- [ЗАДАНИЕ A]: Проверьте, соответствуют ли отрывку о Сталине следующие утверждения, и для каждого ответьте «да» или «нет», дословно приведя решающие слова отрывка. (i) Ленин назвал русских нацией, «великой только своими насилиями», в 1922 году. (ii) По мнению Ленина, интернационализм со стороны большой нации должен сводиться лишь к обеспечению равенства. (iii) Говоря о крестьянах, Сталин имел в виду только беднейших из них.
- [ЗАДАНИЕ B]: Продолжите отрывок о Сталине, начав сразу после его последнего предложения.

- [СТАТЬЯ]:
☆ ☆ ☆ ☆ ☆

Сталин как раз и принадлежал к числу таких патриотов. Но речь сейчас идет не только об этом. Будущий строитель (и одновременно — реставратор!) великой державы выступал за руководящую роль русского народа в революции, против интернационализма, который потом длительное время осуществлялся за счет стержневого народа России. Ленин в 1922 году назовет русских нацией, «великой только своими насилиями, великой только так, как велик держиморда». Поэтому, отмечал Ленин, интернационализм со стороны такой нации должен состоять не только в обеспечении равенства. Нужно еще и неравенство, которое «возмещало бы со стороны нации угнетающей, нации большой, то неравенство, которое складывается в жизни фактической…». Подобный подход привел к мощным диспропорциям в государственном строительстве и в конечном итоге к развалу державы.

Сталин еще в марте 1917 года предлагал иной подход. В своей статье «О Советах рабочих и солдатских депутатов» он обращался с призывом: «Солдаты! Организуйтесь и собирайтесь вокруг русского народа, единственного верного союзника русской революционной армии». Это был призыв к созданию русской военной организации, связанной с рабочими и крестьянами, а также их революционной партией. Примечательно, что, говоря о крестьянах, Сталин имел в виду все крестьянство, взятое как единое целое, а не одних только беднейших крестьян, к которым апеллировали большевики.

☆ ☆ ☆ ☆ ☆

- [ИСХОДНЫЕ ДАННЫЕ]:
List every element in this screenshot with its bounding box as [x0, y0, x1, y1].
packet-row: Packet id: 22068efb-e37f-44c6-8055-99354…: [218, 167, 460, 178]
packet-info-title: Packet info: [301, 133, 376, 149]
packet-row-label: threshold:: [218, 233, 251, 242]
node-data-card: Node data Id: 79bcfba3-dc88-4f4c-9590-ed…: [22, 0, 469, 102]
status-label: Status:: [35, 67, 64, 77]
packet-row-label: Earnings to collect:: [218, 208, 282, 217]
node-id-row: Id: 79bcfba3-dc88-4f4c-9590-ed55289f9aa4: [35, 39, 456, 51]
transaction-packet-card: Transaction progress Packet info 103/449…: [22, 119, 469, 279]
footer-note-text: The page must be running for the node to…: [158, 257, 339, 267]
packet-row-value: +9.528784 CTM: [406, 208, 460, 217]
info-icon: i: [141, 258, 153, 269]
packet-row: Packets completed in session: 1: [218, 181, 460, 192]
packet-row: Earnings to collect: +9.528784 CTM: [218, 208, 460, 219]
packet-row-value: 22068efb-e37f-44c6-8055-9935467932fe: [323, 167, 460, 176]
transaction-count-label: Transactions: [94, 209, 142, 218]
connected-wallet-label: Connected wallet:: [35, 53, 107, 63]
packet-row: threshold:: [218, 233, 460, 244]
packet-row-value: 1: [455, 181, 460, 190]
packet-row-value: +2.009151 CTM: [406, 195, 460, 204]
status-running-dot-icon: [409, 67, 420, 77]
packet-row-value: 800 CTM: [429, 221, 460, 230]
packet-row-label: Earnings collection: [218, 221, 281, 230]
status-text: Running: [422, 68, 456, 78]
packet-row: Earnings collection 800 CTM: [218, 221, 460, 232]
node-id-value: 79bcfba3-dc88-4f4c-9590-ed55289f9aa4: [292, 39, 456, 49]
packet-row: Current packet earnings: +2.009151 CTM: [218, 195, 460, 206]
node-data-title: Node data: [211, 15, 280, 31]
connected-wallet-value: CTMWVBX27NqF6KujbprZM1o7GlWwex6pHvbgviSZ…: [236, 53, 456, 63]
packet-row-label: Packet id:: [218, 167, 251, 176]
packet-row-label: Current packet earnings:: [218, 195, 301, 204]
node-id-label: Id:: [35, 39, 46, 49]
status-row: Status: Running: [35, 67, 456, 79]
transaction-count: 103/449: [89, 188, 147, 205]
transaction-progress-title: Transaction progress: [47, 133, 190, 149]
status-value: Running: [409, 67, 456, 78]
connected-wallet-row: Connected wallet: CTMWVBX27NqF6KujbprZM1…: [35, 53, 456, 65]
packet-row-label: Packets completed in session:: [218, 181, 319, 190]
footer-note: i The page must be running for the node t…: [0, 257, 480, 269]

☆ ☆ ☆ ☆ ☆

- [РЕЗУЛЬТАТ A]:
(i) Да: «Ленин в 1922 году назовет русских нацией, „великой только своими насилиями“».
(ii) Нет: «интернационализм со стороны такой нации должен состоять не только в обеспечении равенства».
(iii) Нет: «Сталин имел в виду все крестьянство, взятое как единое целое, а не одних только беднейших крестьян».

- [РЕЗУЛЬТАТ B]:
Еще один важный пункт сталинской программы того периода составляют его специфические взгляды на Советы. Как известно, после победы Февральской революции в Петрограде и других регионах стали возникать Советы рабочих, крестьянских и солдатских депутатов. Но общенационального, всероссийского Совета так и не возникло. По сути, деятельностью других Советов руководил Петроградский Совет, бывший собранием столичных левых политиков, не всегда точно учитывающих интересы трудового населения столь огромной страны. Формально над Советами возвышался их съезд, то есть общенациональный орган, однако он созывался время от времени и не был постоянно действующей структурой, способной конкурировать со столичными политиками, которые находились рядом с центральной властью.

25 октября 1917 года Ленин провозгласил власть Советов, однако это была всего лишь голая декларация. Очень скоро Советы, созывавшие свои съезды время от времени, попадут под жесткий контроль Центрального исполнительного комитета (ЦИК), представлявшего коллегию столичных бюрократов. А сам ЦИК окажется подмят партийной бюрократией.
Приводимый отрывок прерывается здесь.